◆ DESCRIPTION OF THE TASK
Reproduce the items below, switching each instance of "Description with numbered items" to "Numbered description" and keeping everything else unchanged.
*****
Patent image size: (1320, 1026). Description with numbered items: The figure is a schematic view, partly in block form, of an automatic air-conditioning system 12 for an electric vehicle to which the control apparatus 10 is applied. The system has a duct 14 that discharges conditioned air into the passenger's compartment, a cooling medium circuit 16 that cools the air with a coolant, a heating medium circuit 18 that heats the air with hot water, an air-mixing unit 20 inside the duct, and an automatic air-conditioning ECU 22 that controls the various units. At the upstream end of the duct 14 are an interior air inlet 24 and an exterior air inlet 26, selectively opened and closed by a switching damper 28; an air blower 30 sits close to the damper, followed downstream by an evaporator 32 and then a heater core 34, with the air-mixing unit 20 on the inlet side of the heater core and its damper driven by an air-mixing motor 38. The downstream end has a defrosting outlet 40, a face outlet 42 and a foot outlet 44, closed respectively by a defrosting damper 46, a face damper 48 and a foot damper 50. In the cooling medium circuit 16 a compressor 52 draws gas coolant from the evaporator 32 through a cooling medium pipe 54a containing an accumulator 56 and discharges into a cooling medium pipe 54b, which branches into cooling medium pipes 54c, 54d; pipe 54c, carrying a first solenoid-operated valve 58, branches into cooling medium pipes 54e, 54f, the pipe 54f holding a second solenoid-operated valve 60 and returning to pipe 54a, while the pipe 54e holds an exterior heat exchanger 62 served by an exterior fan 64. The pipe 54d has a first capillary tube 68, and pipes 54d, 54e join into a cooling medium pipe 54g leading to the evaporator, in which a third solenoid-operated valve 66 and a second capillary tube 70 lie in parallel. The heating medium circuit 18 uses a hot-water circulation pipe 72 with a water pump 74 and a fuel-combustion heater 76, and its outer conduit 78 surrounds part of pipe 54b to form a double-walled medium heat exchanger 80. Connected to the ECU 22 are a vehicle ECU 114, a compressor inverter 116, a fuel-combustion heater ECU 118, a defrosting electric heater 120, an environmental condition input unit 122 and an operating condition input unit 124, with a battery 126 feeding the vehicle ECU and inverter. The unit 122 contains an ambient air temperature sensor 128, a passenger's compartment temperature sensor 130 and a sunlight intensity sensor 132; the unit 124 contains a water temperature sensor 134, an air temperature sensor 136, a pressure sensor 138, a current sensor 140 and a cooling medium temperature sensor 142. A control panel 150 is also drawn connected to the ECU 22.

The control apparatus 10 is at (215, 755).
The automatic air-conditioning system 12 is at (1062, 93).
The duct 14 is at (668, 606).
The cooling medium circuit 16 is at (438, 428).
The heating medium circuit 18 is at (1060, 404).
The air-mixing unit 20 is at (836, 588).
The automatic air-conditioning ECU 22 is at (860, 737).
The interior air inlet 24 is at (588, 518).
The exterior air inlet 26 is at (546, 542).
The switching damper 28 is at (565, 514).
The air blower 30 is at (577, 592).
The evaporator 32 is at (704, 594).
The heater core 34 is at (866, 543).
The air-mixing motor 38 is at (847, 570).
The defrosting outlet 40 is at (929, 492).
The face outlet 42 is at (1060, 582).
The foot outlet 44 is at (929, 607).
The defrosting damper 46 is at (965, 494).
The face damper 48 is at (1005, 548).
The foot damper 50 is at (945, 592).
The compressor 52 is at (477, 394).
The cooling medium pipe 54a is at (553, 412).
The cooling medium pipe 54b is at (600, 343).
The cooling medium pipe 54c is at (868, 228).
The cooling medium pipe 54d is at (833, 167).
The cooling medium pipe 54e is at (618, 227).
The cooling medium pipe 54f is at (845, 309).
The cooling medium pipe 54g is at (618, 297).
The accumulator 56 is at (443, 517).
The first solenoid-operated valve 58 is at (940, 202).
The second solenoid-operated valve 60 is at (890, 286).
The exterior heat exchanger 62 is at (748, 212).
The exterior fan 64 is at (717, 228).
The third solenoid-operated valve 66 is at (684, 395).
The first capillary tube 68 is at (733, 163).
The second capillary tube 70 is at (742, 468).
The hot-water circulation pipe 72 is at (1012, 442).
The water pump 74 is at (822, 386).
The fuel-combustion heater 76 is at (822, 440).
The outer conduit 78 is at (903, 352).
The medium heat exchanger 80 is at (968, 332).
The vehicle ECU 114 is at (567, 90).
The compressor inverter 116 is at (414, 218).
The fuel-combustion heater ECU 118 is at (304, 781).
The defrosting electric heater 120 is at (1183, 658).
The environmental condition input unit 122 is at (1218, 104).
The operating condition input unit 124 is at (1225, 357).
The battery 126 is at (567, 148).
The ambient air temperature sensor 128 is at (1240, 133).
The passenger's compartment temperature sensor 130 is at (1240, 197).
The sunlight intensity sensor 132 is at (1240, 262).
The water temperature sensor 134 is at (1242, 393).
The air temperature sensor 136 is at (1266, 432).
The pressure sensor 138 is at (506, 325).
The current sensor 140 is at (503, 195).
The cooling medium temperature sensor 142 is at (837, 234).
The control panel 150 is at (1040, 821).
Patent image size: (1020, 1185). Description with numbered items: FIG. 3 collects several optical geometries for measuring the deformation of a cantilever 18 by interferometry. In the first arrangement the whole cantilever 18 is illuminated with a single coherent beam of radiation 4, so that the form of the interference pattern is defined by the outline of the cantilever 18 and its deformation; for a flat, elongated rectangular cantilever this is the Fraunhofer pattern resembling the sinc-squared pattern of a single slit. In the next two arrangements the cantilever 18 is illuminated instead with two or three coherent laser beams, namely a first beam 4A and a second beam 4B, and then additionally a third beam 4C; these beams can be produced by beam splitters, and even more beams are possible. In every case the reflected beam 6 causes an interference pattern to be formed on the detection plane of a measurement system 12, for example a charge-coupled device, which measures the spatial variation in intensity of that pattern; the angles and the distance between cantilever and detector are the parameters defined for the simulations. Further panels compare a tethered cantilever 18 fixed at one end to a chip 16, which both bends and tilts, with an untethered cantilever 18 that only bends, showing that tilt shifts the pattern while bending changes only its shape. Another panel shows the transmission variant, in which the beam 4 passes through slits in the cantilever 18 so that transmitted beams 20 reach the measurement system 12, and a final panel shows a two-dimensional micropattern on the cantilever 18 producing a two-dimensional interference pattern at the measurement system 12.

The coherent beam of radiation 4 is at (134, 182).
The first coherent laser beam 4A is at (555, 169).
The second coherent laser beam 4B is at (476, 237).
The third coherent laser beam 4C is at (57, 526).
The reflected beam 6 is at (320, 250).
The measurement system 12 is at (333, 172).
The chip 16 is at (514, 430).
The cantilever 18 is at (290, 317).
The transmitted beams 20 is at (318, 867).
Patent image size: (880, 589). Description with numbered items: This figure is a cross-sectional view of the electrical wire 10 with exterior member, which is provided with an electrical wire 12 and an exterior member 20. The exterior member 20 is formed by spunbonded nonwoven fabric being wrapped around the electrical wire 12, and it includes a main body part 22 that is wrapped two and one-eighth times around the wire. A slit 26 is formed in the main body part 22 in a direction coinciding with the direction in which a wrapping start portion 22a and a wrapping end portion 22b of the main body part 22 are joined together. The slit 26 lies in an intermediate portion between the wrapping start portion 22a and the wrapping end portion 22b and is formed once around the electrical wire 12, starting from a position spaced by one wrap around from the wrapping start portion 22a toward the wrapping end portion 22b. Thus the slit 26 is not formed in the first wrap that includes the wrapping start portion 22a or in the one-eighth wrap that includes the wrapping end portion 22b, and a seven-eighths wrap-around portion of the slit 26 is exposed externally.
*****
◆ WORKED ANSWER
Patent image size: (1320, 1026). Numbered description: The figure is a schematic view, partly in block form, of an automatic air-conditioning system 12 for an electric vehicle to which the control apparatus 10 is applied. The system has a duct 14 that discharges conditioned air into the passenger's compartment, a cooling medium circuit 16 that cools the air with a coolant, a heating medium circuit 18 that heats the air with hot water, an air-mixing unit 20 inside the duct, and an automatic air-conditioning ECU 22 that controls the various units. At the upstream end of the duct 14 are an interior air inlet 24 and an exterior air inlet 26, selectively opened and closed by a switching damper 28; an air blower 30 sits close to the damper, followed downstream by an evaporator 32 and then a heater core 34, with the air-mixing unit 20 on the inlet side of the heater core and its damper driven by an air-mixing motor 38. The downstream end has a defrosting outlet 40, a face outlet 42 and a foot outlet 44, closed respectively by a defrosting damper 46, a face damper 48 and a foot damper 50. In the cooling medium circuit 16 a compressor 52 draws gas coolant from the evaporator 32 through a cooling medium pipe 54a containing an accumulator 56 and discharges into a cooling medium pipe 54b, which branches into cooling medium pipes 54c, 54d; pipe 54c, carrying a first solenoid-operated valve 58, branches into cooling medium pipes 54e, 54f, the pipe 54f holding a second solenoid-operated valve 60 and returning to pipe 54a, while the pipe 54e holds an exterior heat exchanger 62 served by an exterior fan 64. The pipe 54d has a first capillary tube 68, and pipes 54d, 54e join into a cooling medium pipe 54g leading to the evaporator, in which a third solenoid-operated valve 66 and a second capillary tube 70 lie in parallel. The heating medium circuit 18 uses a hot-water circulation pipe 72 with a water pump 74 and a fuel-combustion heater 76, and its outer conduit 78 surrounds part of pipe 54b to form a double-walled medium heat exchanger 80. Connected to the ECU 22 are a vehicle ECU 114, a compressor inverter 116, a fuel-combustion heater ECU 118, a defrosting electric heater 120, an environmental condition input unit 122 and an operating condition input unit 124, with a battery 126 feeding the vehicle ECU and inverter. The unit 122 contains an ambient air temperature sensor 128, a passenger's compartment temperature sensor 130 and a sunlight intensity sensor 132; the unit 124 contains a water temperature sensor 134, an air temperature sensor 136, a pressure sensor 138, a current sensor 140 and a cooling medium temperature sensor 142. A control panel 150 is also drawn connected to the ECU 22.

The control apparatus 10 is at (215, 755).
The automatic air-conditioning system 12 is at (1062, 93).
The duct 14 is at (668, 606).
The cooling medium circuit 16 is at (438, 428).
The heating medium circuit 18 is at (1060, 404).
The air-mixing unit 20 is at (836, 588).
The automatic air-conditioning ECU 22 is at (860, 737).
The interior air inlet 24 is at (588, 518).
The exterior air inlet 26 is at (546, 542).
The switching damper 28 is at (565, 514).
The air blower 30 is at (577, 592).
The evaporator 32 is at (704, 594).
The heater core 34 is at (866, 543).
The air-mixing motor 38 is at (847, 570).
The defrosting outlet 40 is at (929, 492).
The face outlet 42 is at (1060, 582).
The foot outlet 44 is at (929, 607).
The defrosting damper 46 is at (965, 494).
The face damper 48 is at (1005, 548).
The foot damper 50 is at (945, 592).
The compressor 52 is at (477, 394).
The cooling medium pipe 54a is at (553, 412).
The cooling medium pipe 54b is at (600, 343).
The cooling medium pipe 54c is at (868, 228).
The cooling medium pipe 54d is at (833, 167).
The cooling medium pipe 54e is at (618, 227).
The cooling medium pipe 54f is at (845, 309).
The cooling medium pipe 54g is at (618, 297).
The accumulator 56 is at (443, 517).
The first solenoid-operated valve 58 is at (940, 202).
The second solenoid-operated valve 60 is at (890, 286).
The exterior heat exchanger 62 is at (748, 212).
The exterior fan 64 is at (717, 228).
The third solenoid-operated valve 66 is at (684, 395).
The first capillary tube 68 is at (733, 163).
The second capillary tube 70 is at (742, 468).
The hot-water circulation pipe 72 is at (1012, 442).
The water pump 74 is at (822, 386).
The fuel-combustion heater 76 is at (822, 440).
The outer conduit 78 is at (903, 352).
The medium heat exchanger 80 is at (968, 332).
The vehicle ECU 114 is at (567, 90).
The compressor inverter 116 is at (414, 218).
The fuel-combustion heater ECU 118 is at (304, 781).
The defrosting electric heater 120 is at (1183, 658).
The environmental condition input unit 122 is at (1218, 104).
The operating condition input unit 124 is at (1225, 357).
The battery 126 is at (567, 148).
The ambient air temperature sensor 128 is at (1240, 133).
The passenger's compartment temperature sensor 130 is at (1240, 197).
The sunlight intensity sensor 132 is at (1240, 262).
The water temperature sensor 134 is at (1242, 393).
The air temperature sensor 136 is at (1266, 432).
The pressure sensor 138 is at (506, 325).
The current sensor 140 is at (503, 195).
The cooling medium temperature sensor 142 is at (837, 234).
The control panel 150 is at (1040, 821).
Patent image size: (1020, 1185). Numbered description: FIG. 3 collects several optical geometries for measuring the deformation of a cantilever 18 by interferometry. In the first arrangement the whole cantilever 18 is illuminated with a single coherent beam of radiation 4, so that the form of the interference pattern is defined by the outline of the cantilever 18 and its deformation; for a flat, elongated rectangular cantilever this is the Fraunhofer pattern resembling the sinc-squared pattern of a single slit. In the next two arrangements the cantilever 18 is illuminated instead with two or three coherent laser beams, namely a first beam 4A and a second beam 4B, and then additionally a third beam 4C; these beams can be produced by beam splitters, and even more beams are possible. In every case the reflected beam 6 causes an interference pattern to be formed on the detection plane of a measurement system 12, for example a charge-coupled device, which measures the spatial variation in intensity of that pattern; the angles and the distance between cantilever and detector are the parameters defined for the simulations. Further panels compare a tethered cantilever 18 fixed at one end to a chip 16, which both bends and tilts, with an untethered cantilever 18 that only bends, showing that tilt shifts the pattern while bending changes only its shape. Another panel shows the transmission variant, in which the beam 4 passes through slits in the cantilever 18 so that transmitted beams 20 reach the measurement system 12, and a final panel shows a two-dimensional micropattern on the cantilever 18 producing a two-dimensional interference pattern at the measurement system 12.

The coherent beam of radiation 4 is at (134, 182).
The first coherent laser beam 4A is at (555, 169).
The second coherent laser beam 4B is at (476, 237).
The third coherent laser beam 4C is at (57, 526).
The reflected beam 6 is at (320, 250).
The measurement system 12 is at (333, 172).
The chip 16 is at (514, 430).
The cantilever 18 is at (290, 317).
The transmitted beams 20 is at (318, 867).
Patent image size: (880, 589). Numbered description: This figure is a cross-sectional view of the electrical wire 10 with exterior member, which is provided with an electrical wire 12 and an exterior member 20. The exterior member 20 is formed by spunbonded nonwoven fabric being wrapped around the electrical wire 12, and it includes a main body part 22 that is wrapped two and one-eighth times around the wire. A slit 26 is formed in the main body part 22 in a direction coinciding with the direction in which a wrapping start portion 22a and a wrapping end portion 22b of the main body part 22 are joined together. The slit 26 lies in an intermediate portion between the wrapping start portion 22a and the wrapping end portion 22b and is formed once around the electrical wire 12, starting from a position spaced by one wrap around from the wrapping start portion 22a toward the wrapping end portion 22b. Thus the slit 26 is not formed in the first wrap that includes the wrapping start portion 22a or in the one-eighth wrap that includes the wrapping end portion 22b, and a seven-eighths wrap-around portion of the slit 26 is exposed externally.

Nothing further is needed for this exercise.